• _DATA PROVIDED_

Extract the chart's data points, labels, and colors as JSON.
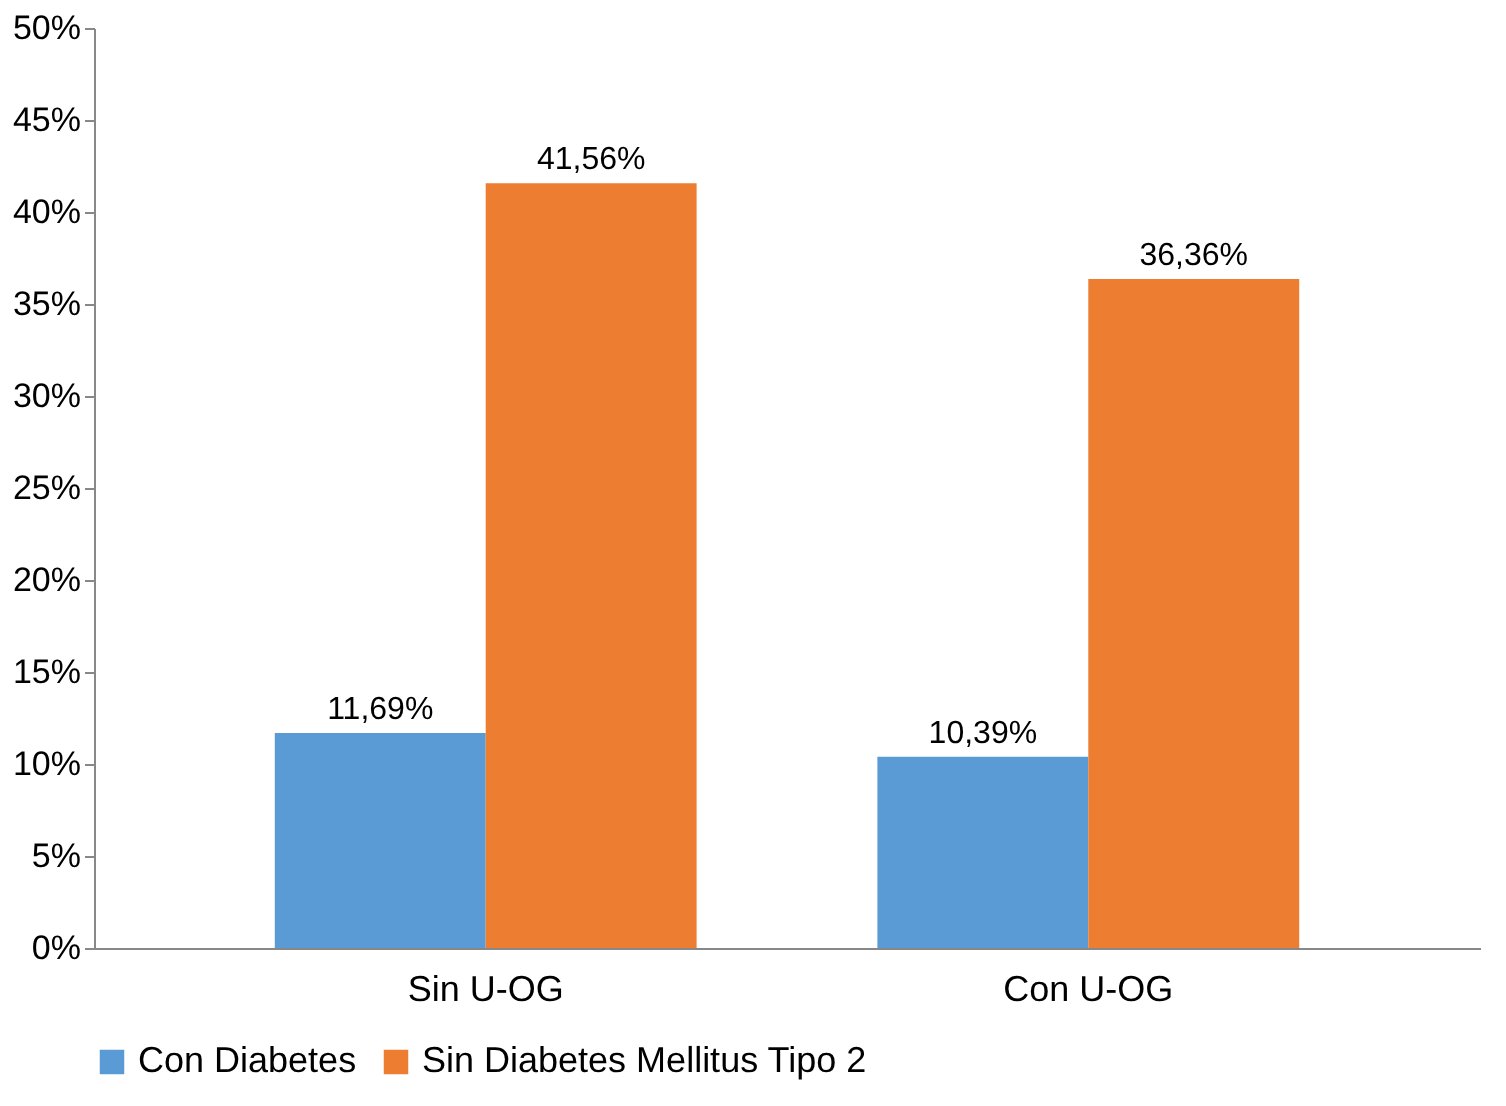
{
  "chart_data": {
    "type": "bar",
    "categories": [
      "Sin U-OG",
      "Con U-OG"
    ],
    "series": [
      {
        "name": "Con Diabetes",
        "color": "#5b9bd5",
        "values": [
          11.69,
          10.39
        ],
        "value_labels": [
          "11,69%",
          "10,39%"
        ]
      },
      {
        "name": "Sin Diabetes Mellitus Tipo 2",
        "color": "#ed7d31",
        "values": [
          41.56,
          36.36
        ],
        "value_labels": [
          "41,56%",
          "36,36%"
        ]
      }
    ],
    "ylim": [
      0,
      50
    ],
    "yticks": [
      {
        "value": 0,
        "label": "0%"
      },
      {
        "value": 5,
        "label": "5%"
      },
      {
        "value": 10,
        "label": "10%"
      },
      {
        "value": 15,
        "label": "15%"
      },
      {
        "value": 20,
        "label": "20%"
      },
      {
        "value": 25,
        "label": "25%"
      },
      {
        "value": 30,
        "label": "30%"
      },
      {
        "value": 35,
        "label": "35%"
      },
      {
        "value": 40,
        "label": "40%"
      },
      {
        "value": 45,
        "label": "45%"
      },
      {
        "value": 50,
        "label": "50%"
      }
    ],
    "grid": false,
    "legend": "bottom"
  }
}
---
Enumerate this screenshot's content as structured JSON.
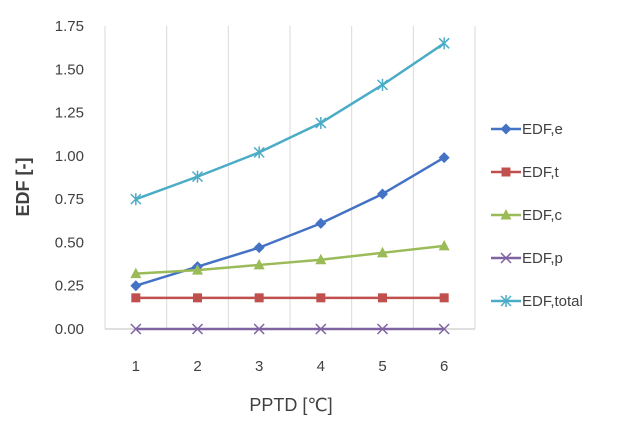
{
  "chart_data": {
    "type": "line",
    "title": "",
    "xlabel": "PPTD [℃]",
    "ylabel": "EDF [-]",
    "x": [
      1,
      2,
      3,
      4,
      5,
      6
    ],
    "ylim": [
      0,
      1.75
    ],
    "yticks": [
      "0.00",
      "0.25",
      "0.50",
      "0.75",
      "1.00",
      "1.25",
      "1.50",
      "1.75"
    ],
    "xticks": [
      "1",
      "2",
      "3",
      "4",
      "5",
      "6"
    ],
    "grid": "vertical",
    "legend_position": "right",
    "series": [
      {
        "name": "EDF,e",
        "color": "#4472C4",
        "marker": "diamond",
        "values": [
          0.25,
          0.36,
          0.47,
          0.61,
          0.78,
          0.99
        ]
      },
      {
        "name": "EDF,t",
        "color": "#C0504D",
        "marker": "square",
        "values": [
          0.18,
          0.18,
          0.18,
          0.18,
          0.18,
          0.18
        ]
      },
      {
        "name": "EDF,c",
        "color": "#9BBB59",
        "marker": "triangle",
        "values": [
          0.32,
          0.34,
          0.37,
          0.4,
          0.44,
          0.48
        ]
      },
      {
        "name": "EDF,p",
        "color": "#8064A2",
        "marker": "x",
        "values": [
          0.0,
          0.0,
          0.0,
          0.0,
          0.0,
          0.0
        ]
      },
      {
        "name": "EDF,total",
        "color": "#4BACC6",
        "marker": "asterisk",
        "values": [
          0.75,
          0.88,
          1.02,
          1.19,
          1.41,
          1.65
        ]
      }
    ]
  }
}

• _TASK OBJECTIVE_
Determine the number of lines in these entries that contain the word "JSON", and write only that number.

• _EXERCISE ANSWER_
2